TAREFA 1:
Imprima parte do trecho sobre a Energisa: comece nas palavras "Os volumes totais" e pare depois de "alimentos e têxteis.".
TAREFA 2:
Diga se cada afirmação abaixo está de acordo com o trecho sobre a Energisa, respondendo sim ou não e citando as palavras decisivas do texto: (a) o relatório passou a trazer informações sobre taxas de coleta e perdas de energia; (b) os volumes residenciais cresceram mais do que os industriais; (c) o consumo industrial foi impulsionado pela mineração.
TAREFA 3:
Prossiga com o texto sobre os dados operacionais da Energisa, começando logo após a última frase apresentada.

TRECHO SELECIONADO:
|---|
O BTG Pactual (BPAC11) analisou o recente relatório da Energisa (ENGI11) sobre os dados prévios operacionais do segundo trimestre de 2021.
Diferente dos relatórios anteriores, que traziam apenas dados de volumes de energia, a empresa agora incluiu informações sobre taxas de coleta e perdas de energia.
Os volumes totais de energia aumentaram 7,9% a/a, refletindo principalmente um efeito de linha de base muito baixo do ano passado, como segundo trimestre foi provavelmente o período mais afetado pelas restrições da Covid-19.
Todos os segmentos apresentaram uma grande melhora a/a, com volumes residenciais crescendo 4,7%, industrial 14,4%, comercial 13,1% e rural 4,0%.
O consumo industrial foi impulsionado pela construção, alimentos e têxteis.
Os destaques foram EPB (+ 11,6%), EBO (+ 13,4%), ESS (+ 12,6%) e EMG (+ 11,8%).
|---|
DADOS PARA ANÁLISE:
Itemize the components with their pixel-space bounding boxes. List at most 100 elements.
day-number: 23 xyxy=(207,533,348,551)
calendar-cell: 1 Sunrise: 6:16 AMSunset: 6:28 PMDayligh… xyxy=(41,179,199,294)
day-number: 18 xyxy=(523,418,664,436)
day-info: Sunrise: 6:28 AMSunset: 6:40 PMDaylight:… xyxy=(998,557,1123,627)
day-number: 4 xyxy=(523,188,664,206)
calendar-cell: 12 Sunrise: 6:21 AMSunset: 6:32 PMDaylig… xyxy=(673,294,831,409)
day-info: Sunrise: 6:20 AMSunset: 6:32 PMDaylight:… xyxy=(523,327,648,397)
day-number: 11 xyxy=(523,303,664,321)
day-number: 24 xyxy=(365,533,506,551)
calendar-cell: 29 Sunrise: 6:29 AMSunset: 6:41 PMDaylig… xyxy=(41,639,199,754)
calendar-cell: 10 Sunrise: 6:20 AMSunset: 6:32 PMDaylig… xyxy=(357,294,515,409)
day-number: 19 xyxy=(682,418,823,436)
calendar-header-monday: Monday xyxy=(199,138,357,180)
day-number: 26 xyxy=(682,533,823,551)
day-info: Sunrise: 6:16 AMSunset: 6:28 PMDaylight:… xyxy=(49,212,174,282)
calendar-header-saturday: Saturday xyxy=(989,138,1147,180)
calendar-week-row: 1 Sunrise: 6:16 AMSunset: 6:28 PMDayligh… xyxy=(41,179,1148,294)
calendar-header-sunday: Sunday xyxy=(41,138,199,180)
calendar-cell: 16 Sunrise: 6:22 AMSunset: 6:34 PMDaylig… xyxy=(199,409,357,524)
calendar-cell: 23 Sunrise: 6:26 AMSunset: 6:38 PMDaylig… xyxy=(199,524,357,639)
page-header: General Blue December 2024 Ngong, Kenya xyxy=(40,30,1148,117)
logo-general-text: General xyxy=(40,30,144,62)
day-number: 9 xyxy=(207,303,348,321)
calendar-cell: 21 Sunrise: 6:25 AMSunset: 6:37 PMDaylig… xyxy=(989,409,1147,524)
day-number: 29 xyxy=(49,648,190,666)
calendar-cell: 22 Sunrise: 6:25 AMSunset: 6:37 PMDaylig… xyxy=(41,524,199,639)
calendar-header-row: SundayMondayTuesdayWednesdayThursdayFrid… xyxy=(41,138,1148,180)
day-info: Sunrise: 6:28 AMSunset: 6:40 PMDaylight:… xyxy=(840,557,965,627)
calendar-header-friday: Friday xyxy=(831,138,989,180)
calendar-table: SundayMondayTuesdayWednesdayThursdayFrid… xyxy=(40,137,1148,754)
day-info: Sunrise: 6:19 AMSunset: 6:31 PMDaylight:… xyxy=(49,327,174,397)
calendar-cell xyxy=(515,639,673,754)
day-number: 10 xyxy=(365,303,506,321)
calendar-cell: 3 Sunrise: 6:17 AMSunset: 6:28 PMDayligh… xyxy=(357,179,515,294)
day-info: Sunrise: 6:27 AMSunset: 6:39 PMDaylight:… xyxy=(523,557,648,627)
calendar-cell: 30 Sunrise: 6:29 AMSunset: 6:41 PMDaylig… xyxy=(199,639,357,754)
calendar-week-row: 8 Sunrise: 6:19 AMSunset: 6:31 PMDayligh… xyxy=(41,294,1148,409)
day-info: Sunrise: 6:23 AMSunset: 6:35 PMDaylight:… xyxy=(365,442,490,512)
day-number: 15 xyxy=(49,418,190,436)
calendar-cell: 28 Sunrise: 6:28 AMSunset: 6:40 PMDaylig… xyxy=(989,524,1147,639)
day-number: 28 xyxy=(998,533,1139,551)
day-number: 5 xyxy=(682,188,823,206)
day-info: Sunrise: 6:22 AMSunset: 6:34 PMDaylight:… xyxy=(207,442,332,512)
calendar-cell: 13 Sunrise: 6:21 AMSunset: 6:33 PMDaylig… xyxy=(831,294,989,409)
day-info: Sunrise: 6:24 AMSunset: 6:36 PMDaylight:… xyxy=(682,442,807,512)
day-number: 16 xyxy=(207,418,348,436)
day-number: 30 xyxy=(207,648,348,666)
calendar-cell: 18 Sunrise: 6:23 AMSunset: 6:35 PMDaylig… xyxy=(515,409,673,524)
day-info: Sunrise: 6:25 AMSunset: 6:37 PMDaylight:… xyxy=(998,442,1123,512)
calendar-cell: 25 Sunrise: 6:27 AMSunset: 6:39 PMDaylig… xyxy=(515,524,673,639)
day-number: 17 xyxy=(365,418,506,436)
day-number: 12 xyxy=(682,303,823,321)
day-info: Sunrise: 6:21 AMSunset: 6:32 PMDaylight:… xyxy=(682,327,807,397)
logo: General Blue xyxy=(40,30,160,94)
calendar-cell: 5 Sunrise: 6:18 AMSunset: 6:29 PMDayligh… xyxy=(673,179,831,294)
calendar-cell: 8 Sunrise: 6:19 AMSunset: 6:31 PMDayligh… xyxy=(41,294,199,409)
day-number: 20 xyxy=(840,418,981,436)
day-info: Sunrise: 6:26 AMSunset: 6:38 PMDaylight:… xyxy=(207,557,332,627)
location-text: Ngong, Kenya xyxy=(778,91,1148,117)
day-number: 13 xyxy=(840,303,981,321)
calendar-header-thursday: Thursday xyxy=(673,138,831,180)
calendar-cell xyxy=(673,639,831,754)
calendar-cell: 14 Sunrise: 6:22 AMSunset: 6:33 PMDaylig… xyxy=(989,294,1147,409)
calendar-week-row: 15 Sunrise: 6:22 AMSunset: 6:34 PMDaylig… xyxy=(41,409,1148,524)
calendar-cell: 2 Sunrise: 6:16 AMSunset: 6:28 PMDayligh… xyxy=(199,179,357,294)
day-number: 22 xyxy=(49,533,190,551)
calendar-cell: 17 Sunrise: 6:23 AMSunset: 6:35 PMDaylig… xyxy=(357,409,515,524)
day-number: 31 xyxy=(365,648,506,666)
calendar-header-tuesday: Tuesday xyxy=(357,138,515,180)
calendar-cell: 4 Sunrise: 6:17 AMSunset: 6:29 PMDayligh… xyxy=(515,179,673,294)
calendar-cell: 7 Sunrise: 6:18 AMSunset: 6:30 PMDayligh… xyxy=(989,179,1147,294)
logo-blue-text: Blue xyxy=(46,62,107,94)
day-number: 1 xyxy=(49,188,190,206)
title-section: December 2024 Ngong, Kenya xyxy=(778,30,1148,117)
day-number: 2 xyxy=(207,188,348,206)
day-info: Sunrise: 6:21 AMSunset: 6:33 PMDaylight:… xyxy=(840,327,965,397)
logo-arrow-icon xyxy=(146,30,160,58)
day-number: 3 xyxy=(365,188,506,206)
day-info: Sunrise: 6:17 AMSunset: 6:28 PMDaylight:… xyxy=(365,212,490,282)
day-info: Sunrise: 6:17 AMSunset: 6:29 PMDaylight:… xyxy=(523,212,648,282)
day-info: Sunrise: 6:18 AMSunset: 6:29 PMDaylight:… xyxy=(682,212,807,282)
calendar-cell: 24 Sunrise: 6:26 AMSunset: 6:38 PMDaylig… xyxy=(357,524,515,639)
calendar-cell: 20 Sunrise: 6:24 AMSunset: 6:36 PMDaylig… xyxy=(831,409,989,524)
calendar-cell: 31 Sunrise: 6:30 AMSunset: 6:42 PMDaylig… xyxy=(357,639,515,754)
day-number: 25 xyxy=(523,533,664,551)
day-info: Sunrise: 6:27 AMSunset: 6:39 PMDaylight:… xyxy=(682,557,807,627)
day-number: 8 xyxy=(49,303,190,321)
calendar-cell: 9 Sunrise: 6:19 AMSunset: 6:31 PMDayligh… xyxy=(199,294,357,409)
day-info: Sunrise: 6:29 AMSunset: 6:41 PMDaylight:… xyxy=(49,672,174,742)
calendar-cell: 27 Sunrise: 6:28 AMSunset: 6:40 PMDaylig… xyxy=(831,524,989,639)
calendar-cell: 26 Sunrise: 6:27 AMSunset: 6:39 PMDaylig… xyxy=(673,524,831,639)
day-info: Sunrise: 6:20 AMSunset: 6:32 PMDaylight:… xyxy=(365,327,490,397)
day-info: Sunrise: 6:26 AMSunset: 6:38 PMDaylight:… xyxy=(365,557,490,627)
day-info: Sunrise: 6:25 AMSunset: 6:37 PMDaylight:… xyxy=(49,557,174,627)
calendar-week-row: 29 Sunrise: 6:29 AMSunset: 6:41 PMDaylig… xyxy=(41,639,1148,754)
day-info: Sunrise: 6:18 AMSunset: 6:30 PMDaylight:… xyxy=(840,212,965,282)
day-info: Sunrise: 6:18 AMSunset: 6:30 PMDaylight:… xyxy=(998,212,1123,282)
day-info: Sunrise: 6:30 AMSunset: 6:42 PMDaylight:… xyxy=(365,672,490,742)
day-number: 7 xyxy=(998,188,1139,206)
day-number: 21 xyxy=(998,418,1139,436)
|---|
RESPOSTA 1:
Os volumes totais de energia aumentaram 7,9% a/a, refletindo principalmente um efeito de linha de base muito baixo do ano passado, como segundo trimestre foi provavelmente o período mais afetado pelas restrições da Covid-19.
Todos os segmentos apresentaram uma grande melhora a/a, com volumes residenciais crescendo 4,7%, industrial 14,4%, comercial 13,1% e rural 4,0%.
O consumo industrial foi impulsionado pela construção, alimentos e têxteis.

RESPOSTA 2:
(a) Sim: "a empresa agora incluiu informações sobre taxas de coleta e perdas de energia".
(b) Não: "volumes residenciais crescendo 4,7%, industrial 14,4%".
(c) Não: "O consumo industrial foi impulsionado pela construção, alimentos e têxteis."

RESPOSTA 3:
Comparado aos níveis pré-pandêmicos (2T19), os volumes cresceram 2,6% no consolidado. O residencial (+ 9,8%), segmentos industrial (+ 4,6%) e rural (+ 10,9%) todos cresceram vs. 2019, mas no comercial os volumes caíram 8,3%.
Ótimo trabalho em perdas de energia
Nos demais itens, a arrecadação da Energisa foi de 96,33%, em linha com o 1T20 (96,47%).
As perdas de energia foram o principal destaque, diz o BTG. Todas as concessões reduziram suas perdas em comparação ao 1T20 e atingiram os níveis mais baixos dos últimos 12 meses.
Das 11 concessões da Energisa, apenas 3 permanecem acima do nível regulatório.
Assim, o BTG mantém a recomendação de compra para Energisa até R$ 58.